## To do
Set down each entry from the block beneath, exactly as written.

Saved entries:
=-=-=-=-=

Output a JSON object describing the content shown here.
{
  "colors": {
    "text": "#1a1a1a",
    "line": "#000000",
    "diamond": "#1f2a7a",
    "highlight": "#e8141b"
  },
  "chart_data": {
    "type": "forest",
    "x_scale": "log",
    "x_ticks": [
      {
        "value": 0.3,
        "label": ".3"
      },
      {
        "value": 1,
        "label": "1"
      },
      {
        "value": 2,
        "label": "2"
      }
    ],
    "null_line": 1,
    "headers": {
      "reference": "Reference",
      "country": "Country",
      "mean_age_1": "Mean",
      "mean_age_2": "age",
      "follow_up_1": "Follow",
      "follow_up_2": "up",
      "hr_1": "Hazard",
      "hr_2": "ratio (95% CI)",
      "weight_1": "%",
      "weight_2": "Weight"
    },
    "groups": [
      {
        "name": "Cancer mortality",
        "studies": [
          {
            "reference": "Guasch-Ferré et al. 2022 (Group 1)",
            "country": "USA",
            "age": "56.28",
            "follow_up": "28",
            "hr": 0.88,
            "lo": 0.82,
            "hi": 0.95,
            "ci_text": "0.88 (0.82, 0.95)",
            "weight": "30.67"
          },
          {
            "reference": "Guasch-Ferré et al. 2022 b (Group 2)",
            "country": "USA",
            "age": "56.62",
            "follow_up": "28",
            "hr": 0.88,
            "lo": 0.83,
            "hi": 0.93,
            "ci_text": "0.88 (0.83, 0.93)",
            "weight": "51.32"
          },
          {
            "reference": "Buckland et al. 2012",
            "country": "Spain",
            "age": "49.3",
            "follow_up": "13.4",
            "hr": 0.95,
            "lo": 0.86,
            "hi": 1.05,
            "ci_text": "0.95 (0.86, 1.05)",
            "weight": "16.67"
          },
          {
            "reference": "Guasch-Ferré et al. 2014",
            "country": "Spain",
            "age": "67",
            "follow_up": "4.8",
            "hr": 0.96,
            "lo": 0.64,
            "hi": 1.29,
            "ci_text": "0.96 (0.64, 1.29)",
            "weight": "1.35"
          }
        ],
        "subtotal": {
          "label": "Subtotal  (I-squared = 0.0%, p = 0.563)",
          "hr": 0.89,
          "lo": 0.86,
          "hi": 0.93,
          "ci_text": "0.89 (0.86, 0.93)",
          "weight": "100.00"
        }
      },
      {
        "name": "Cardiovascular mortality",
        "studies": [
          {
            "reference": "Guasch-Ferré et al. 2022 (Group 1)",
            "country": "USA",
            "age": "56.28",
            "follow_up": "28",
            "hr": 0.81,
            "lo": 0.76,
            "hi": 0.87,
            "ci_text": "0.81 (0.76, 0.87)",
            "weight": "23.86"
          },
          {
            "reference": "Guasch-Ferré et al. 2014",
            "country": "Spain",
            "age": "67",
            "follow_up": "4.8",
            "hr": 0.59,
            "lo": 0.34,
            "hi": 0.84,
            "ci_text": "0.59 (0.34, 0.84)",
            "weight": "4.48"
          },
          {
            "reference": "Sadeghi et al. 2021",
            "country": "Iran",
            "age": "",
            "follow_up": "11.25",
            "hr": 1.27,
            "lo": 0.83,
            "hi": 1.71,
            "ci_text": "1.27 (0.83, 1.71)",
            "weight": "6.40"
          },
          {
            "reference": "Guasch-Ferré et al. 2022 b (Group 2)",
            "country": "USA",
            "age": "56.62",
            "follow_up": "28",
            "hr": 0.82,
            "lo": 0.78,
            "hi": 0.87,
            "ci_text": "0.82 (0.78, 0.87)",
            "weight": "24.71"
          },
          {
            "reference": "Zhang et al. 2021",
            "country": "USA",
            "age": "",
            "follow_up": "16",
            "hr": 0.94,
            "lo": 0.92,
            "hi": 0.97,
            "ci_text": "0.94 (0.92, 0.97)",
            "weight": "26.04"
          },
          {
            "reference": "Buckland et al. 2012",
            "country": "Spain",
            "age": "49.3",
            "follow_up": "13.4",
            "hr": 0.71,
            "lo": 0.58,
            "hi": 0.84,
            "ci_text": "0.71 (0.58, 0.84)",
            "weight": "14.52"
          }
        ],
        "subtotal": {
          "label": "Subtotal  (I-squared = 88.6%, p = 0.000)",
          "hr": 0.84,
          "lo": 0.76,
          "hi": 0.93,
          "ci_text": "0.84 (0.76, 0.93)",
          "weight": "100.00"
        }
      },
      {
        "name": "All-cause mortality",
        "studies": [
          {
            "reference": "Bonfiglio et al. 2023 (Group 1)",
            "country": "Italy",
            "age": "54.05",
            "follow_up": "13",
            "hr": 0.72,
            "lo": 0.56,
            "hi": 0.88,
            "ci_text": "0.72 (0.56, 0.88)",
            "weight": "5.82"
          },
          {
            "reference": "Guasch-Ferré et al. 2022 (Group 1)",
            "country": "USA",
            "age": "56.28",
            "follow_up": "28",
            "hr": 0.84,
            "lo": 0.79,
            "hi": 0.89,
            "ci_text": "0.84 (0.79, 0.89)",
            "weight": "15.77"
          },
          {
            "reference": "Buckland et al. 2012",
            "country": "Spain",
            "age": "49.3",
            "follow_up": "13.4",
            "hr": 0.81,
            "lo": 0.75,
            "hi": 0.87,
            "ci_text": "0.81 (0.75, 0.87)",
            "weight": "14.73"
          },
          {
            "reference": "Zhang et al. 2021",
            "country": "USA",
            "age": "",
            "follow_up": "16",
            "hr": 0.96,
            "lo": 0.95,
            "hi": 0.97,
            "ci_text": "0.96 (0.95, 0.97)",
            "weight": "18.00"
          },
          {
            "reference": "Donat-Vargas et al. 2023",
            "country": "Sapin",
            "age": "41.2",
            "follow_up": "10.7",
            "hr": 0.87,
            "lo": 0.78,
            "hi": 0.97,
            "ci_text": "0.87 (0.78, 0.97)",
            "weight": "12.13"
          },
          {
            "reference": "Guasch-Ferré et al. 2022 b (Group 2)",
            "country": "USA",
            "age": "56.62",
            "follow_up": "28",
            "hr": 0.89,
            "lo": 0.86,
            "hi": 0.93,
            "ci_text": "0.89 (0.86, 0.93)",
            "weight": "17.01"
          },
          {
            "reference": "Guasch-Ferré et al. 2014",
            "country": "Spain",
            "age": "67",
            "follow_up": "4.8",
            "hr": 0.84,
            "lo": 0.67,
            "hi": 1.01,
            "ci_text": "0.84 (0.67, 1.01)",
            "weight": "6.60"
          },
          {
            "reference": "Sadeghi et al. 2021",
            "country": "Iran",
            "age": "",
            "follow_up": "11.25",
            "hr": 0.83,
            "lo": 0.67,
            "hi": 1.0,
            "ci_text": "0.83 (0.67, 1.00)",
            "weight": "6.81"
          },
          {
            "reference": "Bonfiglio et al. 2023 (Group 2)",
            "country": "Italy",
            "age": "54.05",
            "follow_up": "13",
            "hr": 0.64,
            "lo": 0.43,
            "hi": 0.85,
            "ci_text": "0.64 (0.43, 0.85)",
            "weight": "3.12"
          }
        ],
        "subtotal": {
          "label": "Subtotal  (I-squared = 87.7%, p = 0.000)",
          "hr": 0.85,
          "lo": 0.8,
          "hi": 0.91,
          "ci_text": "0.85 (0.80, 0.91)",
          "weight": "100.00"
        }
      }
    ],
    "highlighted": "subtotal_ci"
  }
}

=-=-=-=-=

## Output
Output a JSON object describing the content shown here.
{
  "colors": {
    "text": "#1a1a1a",
    "line": "#000000",
    "diamond": "#1f2a7a",
    "highlight": "#e8141b"
  },
  "chart_data": {
    "type": "forest",
    "x_scale": "log",
    "x_ticks": [
      {
        "value": 0.3,
        "label": ".3"
      },
      {
        "value": 1,
        "label": "1"
      },
      {
        "value": 2,
        "label": "2"
      }
    ],
    "null_line": 1,
    "headers": {
      "reference": "Reference",
      "country": "Country",
      "mean_age_1": "Mean",
      "mean_age_2": "age",
      "follow_up_1": "Follow",
      "follow_up_2": "up",
      "hr_1": "Hazard",
      "hr_2": "ratio (95% CI)",
      "weight_1": "%",
      "weight_2": "Weight"
    },
    "groups": [
      {
        "name": "Cancer mortality",
        "studies": [
          {
            "reference": "Guasch-Ferré et al. 2022 (Group 1)",
            "country": "USA",
            "age": "56.28",
            "follow_up": "28",
            "hr": 0.88,
            "lo": 0.82,
            "hi": 0.95,
            "ci_text": "0.88 (0.82, 0.95)",
            "weight": "30.67"
          },
          {
            "reference": "Guasch-Ferré et al. 2022 b (Group 2)",
            "country": "USA",
            "age": "56.62",
            "follow_up": "28",
            "hr": 0.88,
            "lo": 0.83,
            "hi": 0.93,
            "ci_text": "0.88 (0.83, 0.93)",
            "weight": "51.32"
          },
          {
            "reference": "Buckland et al. 2012",
            "country": "Spain",
            "age": "49.3",
            "follow_up": "13.4",
            "hr": 0.95,
            "lo": 0.86,
            "hi": 1.05,
            "ci_text": "0.95 (0.86, 1.05)",
            "weight": "16.67"
          },
          {
            "reference": "Guasch-Ferré et al. 2014",
            "country": "Spain",
            "age": "67",
            "follow_up": "4.8",
            "hr": 0.96,
            "lo": 0.64,
            "hi": 1.29,
            "ci_text": "0.96 (0.64, 1.29)",
            "weight": "1.35"
          }
        ],
        "subtotal": {
          "label": "Subtotal  (I-squared = 0.0%, p = 0.563)",
          "hr": 0.89,
          "lo": 0.86,
          "hi": 0.93,
          "ci_text": "0.89 (0.86, 0.93)",
          "weight": "100.00"
        }
      },
      {
        "name": "Cardiovascular mortality",
        "studies": [
          {
            "reference": "Guasch-Ferré et al. 2022 (Group 1)",
            "country": "USA",
            "age": "56.28",
            "follow_up": "28",
            "hr": 0.81,
            "lo": 0.76,
            "hi": 0.87,
            "ci_text": "0.81 (0.76, 0.87)",
            "weight": "23.86"
          },
          {
            "reference": "Guasch-Ferré et al. 2014",
            "country": "Spain",
            "age": "67",
            "follow_up": "4.8",
            "hr": 0.59,
            "lo": 0.34,
            "hi": 0.84,
            "ci_text": "0.59 (0.34, 0.84)",
            "weight": "4.48"
          },
          {
            "reference": "Sadeghi et al. 2021",
            "country": "Iran",
            "age": "",
            "follow_up": "11.25",
            "hr": 1.27,
            "lo": 0.83,
            "hi": 1.71,
            "ci_text": "1.27 (0.83, 1.71)",
            "weight": "6.40"
          },
          {
            "reference": "Guasch-Ferré et al. 2022 b (Group 2)",
            "country": "USA",
            "age": "56.62",
            "follow_up": "28",
            "hr": 0.82,
            "lo": 0.78,
            "hi": 0.87,
            "ci_text": "0.82 (0.78, 0.87)",
            "weight": "24.71"
          },
          {
            "reference": "Zhang et al. 2021",
            "country": "USA",
            "age": "",
            "follow_up": "16",
            "hr": 0.94,
            "lo": 0.92,
            "hi": 0.97,
            "ci_text": "0.94 (0.92, 0.97)",
            "weight": "26.04"
          },
          {
            "reference": "Buckland et al. 2012",
            "country": "Spain",
            "age": "49.3",
            "follow_up": "13.4",
            "hr": 0.71,
            "lo": 0.58,
            "hi": 0.84,
            "ci_text": "0.71 (0.58, 0.84)",
            "weight": "14.52"
          }
        ],
        "subtotal": {
          "label": "Subtotal  (I-squared = 88.6%, p = 0.000)",
          "hr": 0.84,
          "lo": 0.76,
          "hi": 0.93,
          "ci_text": "0.84 (0.76, 0.93)",
          "weight": "100.00"
        }
      },
      {
        "name": "All-cause mortality",
        "studies": [
          {
            "reference": "Bonfiglio et al. 2023 (Group 1)",
            "country": "Italy",
            "age": "54.05",
            "follow_up": "13",
            "hr": 0.72,
            "lo": 0.56,
            "hi": 0.88,
            "ci_text": "0.72 (0.56, 0.88)",
            "weight": "5.82"
          },
          {
            "reference": "Guasch-Ferré et al. 2022 (Group 1)",
            "country": "USA",
            "age": "56.28",
            "follow_up": "28",
            "hr": 0.84,
            "lo": 0.79,
            "hi": 0.89,
            "ci_text": "0.84 (0.79, 0.89)",
            "weight": "15.77"
          },
          {
            "reference": "Buckland et al. 2012",
            "country": "Spain",
            "age": "49.3",
            "follow_up": "13.4",
            "hr": 0.81,
            "lo": 0.75,
            "hi": 0.87,
            "ci_text": "0.81 (0.75, 0.87)",
            "weight": "14.73"
          },
          {
            "reference": "Zhang et al. 2021",
            "country": "USA",
            "age": "",
            "follow_up": "16",
            "hr": 0.96,
            "lo": 0.95,
            "hi": 0.97,
            "ci_text": "0.96 (0.95, 0.97)",
            "weight": "18.00"
          },
          {
            "reference": "Donat-Vargas et al. 2023",
            "country": "Sapin",
            "age": "41.2",
            "follow_up": "10.7",
            "hr": 0.87,
            "lo": 0.78,
            "hi": 0.97,
            "ci_text": "0.87 (0.78, 0.97)",
            "weight": "12.13"
          },
          {
            "reference": "Guasch-Ferré et al. 2022 b (Group 2)",
            "country": "USA",
            "age": "56.62",
            "follow_up": "28",
            "hr": 0.89,
            "lo": 0.86,
            "hi": 0.93,
            "ci_text": "0.89 (0.86, 0.93)",
            "weight": "17.01"
          },
          {
            "reference": "Guasch-Ferré et al. 2014",
            "country": "Spain",
            "age": "67",
            "follow_up": "4.8",
            "hr": 0.84,
            "lo": 0.67,
            "hi": 1.01,
            "ci_text": "0.84 (0.67, 1.01)",
            "weight": "6.60"
          },
          {
            "reference": "Sadeghi et al. 2021",
            "country": "Iran",
            "age": "",
            "follow_up": "11.25",
            "hr": 0.83,
            "lo": 0.67,
            "hi": 1.0,
            "ci_text": "0.83 (0.67, 1.00)",
            "weight": "6.81"
          },
          {
            "reference": "Bonfiglio et al. 2023 (Group 2)",
            "country": "Italy",
            "age": "54.05",
            "follow_up": "13",
            "hr": 0.64,
            "lo": 0.43,
            "hi": 0.85,
            "ci_text": "0.64 (0.43, 0.85)",
            "weight": "3.12"
          }
        ],
        "subtotal": {
          "label": "Subtotal  (I-squared = 87.7%, p = 0.000)",
          "hr": 0.85,
          "lo": 0.8,
          "hi": 0.91,
          "ci_text": "0.85 (0.80, 0.91)",
          "weight": "100.00"
        }
      }
    ],
    "highlighted": "subtotal_ci"
  }
}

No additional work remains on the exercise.